**Material to process**

◇ ◇ ◇ ◇

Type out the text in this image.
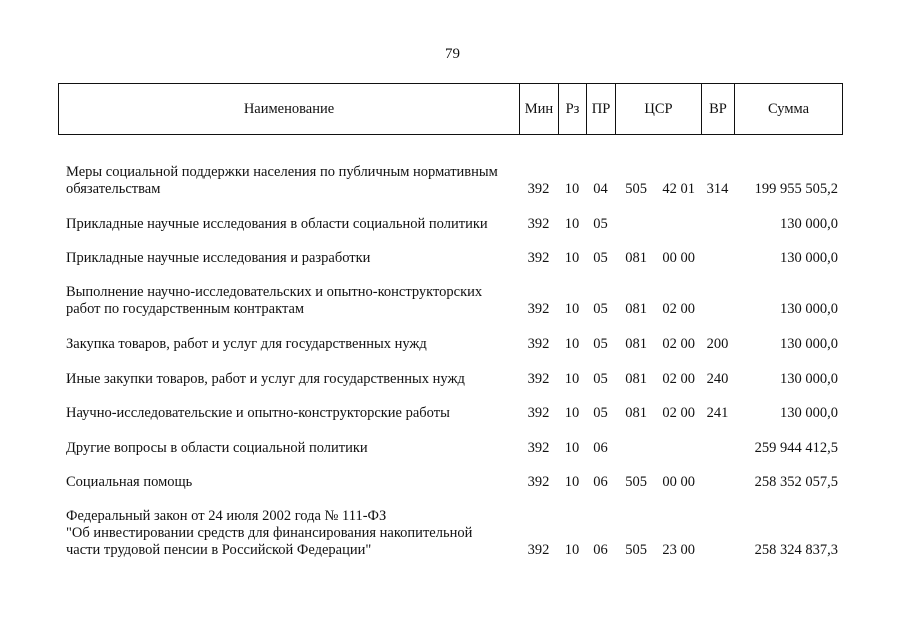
79
Наименование	Мин	Рз	ПР	ЦСР	ВР	Сумма
Меры социальной поддержки населения по публичным нормативным
обязательствам	392	10	04	505 42 01	314	199 955 505,2
Прикладные научные исследования в области социальной политики	392	10	05			130 000,0
Прикладные научные исследования и разработки	392	10	05	081 00 00		130 000,0
Выполнение научно-исследовательских и опытно-конструкторских
работ по государственным контрактам	392	10	05	081 02 00		130 000,0
Закупка товаров, работ и услуг для государственных нужд	392	10	05	081 02 00	200	130 000,0
Иные закупки товаров, работ и услуг для государственных нужд	392	10	05	081 02 00	240	130 000,0
Научно-исследовательские и опытно-конструкторские работы	392	10	05	081 02 00	241	130 000,0
Другие вопросы в области социальной политики	392	10	06			259 944 412,5
Социальная помощь	392	10	06	505 00 00		258 352 057,5
Федеральный закон от 24 июля 2002 года № 111-ФЗ
"Об инвестировании средств для финансирования накопительной
части трудовой пенсии в Российской Федерации"	392	10	06	505 23 00		258 324 837,3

◇ ◇ ◇ ◇

**Set task**
Check every line of the listing for the string "исследования" and report how many lines have it, as a number alone.

**Written answer**
2